Exercise prompt: Return each line containing the string "Optimizer".

Records for this task:
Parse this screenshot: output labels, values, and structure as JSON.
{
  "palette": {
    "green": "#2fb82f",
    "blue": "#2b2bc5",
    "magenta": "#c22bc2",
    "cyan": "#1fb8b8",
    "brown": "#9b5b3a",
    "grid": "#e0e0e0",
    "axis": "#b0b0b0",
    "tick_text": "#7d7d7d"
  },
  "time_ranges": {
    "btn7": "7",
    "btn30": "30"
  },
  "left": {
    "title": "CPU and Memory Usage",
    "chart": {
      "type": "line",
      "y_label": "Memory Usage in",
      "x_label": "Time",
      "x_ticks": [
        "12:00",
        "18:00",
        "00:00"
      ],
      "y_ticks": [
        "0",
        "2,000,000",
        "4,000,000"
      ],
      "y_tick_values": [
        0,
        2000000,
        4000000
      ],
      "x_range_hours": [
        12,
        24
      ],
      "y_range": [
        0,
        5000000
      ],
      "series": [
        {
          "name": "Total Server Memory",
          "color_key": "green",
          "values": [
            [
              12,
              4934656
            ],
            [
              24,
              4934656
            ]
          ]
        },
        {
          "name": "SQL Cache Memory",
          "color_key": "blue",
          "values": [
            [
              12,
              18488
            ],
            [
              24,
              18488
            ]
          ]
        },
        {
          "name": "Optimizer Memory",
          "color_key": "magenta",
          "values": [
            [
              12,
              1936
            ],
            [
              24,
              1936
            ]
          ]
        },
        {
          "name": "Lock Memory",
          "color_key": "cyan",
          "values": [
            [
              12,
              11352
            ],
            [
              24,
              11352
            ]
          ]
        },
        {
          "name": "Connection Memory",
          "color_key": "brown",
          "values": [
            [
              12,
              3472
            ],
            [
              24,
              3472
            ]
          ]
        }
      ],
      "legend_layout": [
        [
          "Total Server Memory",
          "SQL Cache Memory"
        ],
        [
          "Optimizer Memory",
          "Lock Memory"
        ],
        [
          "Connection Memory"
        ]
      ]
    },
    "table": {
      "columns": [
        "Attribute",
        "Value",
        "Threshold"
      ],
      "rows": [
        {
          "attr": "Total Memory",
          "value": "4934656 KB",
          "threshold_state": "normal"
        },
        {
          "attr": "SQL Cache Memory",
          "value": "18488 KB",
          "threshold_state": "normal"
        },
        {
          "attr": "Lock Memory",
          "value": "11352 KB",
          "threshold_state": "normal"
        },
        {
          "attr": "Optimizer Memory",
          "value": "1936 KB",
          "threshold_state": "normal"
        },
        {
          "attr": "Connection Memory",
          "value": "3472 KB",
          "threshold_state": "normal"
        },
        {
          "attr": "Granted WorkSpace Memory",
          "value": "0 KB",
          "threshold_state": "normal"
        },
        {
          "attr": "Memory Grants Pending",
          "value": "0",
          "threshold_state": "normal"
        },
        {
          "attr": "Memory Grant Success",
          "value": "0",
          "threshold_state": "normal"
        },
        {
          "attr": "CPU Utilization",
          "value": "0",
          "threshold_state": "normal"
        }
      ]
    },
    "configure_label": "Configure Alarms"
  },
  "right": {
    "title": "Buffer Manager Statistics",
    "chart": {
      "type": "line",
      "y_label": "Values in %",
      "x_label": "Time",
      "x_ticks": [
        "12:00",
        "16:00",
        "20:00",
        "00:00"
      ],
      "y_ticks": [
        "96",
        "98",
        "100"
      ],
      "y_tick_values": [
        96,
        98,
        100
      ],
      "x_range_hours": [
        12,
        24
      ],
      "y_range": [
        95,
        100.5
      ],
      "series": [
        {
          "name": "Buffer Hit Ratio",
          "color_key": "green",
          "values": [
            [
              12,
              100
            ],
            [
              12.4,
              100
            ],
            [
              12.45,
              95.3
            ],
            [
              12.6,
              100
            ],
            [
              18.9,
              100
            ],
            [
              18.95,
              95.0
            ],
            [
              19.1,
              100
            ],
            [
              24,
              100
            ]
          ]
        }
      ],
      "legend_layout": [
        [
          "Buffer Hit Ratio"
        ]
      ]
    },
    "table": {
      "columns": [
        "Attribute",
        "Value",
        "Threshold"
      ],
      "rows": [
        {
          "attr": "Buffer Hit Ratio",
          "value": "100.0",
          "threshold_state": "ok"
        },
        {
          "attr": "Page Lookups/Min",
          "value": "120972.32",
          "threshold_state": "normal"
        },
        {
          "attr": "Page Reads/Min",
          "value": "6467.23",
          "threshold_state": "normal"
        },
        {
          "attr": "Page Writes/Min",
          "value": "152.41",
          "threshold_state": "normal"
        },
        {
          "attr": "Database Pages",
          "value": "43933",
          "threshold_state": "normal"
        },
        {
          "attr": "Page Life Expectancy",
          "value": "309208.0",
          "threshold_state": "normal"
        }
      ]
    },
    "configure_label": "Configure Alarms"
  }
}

The solution:
          "name": "Optimizer Memory",
          "Optimizer Memory",
          "attr": "Optimizer Memory",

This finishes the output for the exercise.